Job - From the listing below, pull out the lines that hold "Shift".

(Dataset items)
========

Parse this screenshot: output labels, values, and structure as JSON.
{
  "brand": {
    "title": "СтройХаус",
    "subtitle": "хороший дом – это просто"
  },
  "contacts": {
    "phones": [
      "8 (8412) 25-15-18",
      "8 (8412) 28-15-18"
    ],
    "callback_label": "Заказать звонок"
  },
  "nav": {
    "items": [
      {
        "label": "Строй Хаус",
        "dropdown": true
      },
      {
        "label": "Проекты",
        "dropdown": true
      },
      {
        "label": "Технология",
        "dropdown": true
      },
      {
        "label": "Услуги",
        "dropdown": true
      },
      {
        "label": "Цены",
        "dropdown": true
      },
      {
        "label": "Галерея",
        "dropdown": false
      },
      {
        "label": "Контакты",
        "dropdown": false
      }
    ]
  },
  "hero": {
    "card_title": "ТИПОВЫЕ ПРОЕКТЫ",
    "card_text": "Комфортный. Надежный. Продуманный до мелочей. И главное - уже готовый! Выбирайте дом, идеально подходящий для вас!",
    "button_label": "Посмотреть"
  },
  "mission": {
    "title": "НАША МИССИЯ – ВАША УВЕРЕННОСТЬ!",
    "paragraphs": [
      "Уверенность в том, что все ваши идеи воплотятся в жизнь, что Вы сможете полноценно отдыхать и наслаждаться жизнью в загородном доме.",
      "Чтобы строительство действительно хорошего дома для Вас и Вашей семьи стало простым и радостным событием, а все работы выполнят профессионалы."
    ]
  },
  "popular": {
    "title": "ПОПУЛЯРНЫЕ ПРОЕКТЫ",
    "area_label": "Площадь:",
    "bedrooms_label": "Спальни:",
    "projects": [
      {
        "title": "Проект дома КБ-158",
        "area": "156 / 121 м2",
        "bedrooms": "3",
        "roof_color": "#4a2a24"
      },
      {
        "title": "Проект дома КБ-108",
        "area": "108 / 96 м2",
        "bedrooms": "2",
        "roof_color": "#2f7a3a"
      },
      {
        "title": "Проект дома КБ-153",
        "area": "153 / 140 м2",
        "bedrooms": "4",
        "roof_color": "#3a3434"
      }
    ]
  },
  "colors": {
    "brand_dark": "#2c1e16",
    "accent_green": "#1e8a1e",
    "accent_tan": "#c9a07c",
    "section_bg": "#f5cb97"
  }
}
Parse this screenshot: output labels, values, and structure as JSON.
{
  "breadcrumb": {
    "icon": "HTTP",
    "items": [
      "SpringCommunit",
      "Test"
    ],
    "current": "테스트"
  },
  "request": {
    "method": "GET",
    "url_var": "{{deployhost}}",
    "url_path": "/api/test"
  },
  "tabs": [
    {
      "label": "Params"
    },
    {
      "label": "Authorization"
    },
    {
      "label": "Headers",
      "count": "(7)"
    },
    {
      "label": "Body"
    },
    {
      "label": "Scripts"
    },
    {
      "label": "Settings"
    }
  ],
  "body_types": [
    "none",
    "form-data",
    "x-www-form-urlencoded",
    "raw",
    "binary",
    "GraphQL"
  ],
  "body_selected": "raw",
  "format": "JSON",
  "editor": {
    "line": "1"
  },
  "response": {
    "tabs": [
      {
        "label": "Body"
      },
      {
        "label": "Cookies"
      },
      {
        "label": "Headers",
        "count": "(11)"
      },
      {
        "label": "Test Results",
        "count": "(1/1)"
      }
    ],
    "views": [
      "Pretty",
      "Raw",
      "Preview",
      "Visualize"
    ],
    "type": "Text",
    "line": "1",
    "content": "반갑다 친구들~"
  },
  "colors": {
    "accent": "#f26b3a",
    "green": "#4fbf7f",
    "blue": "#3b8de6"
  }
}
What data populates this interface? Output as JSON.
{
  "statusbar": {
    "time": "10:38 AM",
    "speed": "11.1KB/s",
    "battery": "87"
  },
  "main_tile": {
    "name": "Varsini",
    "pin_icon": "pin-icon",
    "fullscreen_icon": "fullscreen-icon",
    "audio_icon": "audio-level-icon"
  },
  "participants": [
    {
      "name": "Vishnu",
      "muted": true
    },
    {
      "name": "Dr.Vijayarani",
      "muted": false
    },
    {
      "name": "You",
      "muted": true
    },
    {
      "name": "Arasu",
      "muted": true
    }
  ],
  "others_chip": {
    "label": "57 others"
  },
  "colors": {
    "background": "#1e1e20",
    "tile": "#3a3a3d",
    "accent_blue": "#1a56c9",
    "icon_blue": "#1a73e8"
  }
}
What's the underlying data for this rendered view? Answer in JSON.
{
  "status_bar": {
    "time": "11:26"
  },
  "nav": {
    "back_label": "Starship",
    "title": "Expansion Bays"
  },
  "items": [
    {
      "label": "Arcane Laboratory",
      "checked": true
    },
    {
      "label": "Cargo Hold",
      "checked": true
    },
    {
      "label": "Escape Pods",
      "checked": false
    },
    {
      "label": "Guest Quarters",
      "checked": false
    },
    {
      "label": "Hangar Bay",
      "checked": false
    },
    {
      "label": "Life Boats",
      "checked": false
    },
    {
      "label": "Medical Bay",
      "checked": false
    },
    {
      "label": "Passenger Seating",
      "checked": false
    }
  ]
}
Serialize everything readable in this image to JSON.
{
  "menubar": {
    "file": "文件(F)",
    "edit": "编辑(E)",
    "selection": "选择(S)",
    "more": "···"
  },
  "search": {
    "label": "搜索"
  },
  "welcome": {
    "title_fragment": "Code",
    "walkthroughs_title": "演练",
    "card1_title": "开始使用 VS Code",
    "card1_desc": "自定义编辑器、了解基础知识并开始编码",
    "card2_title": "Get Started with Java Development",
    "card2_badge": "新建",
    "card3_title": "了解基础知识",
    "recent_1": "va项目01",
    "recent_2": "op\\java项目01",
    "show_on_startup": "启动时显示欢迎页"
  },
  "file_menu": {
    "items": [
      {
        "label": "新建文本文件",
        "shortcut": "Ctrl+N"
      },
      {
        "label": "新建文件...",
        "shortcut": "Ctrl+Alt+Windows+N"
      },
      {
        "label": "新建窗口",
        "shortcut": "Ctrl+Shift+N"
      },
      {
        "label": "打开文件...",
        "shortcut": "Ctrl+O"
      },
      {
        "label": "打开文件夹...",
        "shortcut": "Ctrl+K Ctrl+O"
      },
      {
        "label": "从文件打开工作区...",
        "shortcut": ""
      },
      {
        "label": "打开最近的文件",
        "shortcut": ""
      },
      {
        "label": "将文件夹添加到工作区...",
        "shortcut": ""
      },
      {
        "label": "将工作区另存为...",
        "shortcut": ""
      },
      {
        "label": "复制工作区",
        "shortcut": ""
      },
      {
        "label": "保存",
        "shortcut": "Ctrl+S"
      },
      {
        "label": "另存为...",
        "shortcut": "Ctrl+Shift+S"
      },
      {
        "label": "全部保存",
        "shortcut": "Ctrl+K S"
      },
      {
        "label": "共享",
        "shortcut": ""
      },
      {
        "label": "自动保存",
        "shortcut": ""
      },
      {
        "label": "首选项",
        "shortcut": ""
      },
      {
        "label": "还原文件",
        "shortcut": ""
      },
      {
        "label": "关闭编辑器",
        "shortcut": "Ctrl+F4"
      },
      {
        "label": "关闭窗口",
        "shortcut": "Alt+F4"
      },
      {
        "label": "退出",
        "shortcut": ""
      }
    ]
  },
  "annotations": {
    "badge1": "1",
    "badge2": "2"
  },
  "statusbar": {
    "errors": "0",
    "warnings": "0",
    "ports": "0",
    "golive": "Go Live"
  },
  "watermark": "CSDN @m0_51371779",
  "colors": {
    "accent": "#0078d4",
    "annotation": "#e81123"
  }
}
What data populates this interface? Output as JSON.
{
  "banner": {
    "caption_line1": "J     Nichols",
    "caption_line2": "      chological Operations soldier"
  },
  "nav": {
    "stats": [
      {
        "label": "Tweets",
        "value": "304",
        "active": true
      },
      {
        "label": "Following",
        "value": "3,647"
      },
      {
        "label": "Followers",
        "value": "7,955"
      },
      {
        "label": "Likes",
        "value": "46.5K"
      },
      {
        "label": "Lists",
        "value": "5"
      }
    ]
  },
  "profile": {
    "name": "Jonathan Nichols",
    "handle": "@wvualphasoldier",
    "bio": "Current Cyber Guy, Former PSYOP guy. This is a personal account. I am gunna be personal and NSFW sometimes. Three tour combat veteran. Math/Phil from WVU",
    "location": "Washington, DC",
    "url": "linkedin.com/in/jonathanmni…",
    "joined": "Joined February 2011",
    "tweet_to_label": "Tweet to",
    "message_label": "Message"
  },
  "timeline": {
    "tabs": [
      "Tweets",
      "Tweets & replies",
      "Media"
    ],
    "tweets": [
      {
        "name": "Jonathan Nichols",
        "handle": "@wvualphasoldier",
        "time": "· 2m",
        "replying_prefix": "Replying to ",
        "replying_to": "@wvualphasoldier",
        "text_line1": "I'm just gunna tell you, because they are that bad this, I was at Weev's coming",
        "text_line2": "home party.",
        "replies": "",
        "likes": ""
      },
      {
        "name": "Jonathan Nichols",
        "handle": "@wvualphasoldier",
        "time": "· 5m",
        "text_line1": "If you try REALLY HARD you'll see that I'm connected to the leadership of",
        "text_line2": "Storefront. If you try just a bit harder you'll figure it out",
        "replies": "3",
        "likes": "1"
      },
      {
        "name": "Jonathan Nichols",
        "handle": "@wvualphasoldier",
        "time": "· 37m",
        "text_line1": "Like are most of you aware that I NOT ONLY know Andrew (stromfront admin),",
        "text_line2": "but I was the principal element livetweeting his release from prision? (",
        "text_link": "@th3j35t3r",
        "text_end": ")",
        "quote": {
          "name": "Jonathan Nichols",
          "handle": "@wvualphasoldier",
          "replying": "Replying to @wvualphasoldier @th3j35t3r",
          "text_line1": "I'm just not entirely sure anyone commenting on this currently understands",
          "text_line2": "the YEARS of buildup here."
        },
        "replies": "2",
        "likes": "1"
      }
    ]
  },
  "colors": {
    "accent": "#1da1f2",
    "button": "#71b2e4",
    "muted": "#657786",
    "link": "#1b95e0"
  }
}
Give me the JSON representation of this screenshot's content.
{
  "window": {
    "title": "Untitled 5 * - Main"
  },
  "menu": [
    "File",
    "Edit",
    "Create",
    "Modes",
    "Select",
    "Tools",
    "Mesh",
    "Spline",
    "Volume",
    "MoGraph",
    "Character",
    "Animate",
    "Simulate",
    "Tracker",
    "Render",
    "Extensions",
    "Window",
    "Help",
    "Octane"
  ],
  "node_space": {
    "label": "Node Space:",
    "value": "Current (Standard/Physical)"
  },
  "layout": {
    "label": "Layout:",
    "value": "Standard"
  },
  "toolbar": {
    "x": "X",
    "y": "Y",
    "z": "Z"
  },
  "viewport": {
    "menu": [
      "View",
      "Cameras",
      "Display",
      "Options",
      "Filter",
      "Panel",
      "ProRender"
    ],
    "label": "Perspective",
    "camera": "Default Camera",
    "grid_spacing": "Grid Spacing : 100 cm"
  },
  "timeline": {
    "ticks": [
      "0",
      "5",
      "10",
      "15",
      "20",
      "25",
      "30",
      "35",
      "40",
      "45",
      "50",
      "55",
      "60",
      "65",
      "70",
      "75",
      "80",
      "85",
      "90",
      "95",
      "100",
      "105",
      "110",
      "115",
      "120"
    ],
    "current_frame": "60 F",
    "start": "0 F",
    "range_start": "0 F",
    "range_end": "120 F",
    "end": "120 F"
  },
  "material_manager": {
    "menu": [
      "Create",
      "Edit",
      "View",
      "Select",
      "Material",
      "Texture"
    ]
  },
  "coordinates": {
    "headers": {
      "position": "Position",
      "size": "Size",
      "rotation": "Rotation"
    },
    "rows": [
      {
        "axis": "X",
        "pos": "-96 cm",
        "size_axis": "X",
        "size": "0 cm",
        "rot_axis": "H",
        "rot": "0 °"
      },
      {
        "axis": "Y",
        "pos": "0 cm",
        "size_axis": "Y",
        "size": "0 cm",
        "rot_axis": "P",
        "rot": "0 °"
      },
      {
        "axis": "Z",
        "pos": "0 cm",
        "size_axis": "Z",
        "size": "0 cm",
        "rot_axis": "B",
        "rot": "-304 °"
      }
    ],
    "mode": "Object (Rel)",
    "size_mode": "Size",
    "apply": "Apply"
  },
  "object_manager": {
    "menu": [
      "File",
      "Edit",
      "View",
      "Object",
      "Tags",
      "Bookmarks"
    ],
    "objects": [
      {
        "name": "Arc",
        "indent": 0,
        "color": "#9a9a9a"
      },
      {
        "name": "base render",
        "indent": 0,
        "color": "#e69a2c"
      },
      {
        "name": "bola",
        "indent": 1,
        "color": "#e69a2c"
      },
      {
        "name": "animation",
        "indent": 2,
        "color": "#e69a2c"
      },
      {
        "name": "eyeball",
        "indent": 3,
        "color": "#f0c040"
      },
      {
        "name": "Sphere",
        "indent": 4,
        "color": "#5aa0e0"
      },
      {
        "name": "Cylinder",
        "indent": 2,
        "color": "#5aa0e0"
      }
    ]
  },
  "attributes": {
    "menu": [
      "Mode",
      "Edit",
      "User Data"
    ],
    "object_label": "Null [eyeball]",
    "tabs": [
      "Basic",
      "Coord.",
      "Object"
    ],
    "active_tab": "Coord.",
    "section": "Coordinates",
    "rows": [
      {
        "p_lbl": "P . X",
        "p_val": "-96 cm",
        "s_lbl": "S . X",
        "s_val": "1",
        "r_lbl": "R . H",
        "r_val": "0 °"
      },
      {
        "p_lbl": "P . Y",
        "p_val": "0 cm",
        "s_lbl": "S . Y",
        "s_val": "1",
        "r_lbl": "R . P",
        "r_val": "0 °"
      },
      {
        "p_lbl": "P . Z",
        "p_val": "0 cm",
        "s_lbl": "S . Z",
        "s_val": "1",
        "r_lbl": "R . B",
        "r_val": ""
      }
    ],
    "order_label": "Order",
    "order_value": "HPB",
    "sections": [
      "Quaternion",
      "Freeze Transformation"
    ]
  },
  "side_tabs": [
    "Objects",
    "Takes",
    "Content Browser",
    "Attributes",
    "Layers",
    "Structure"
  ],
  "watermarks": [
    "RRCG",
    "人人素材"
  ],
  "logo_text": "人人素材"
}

========

Answer for the task -
        "shortcut": "Ctrl+Shift+N"
        "shortcut": "Ctrl+Shift+S"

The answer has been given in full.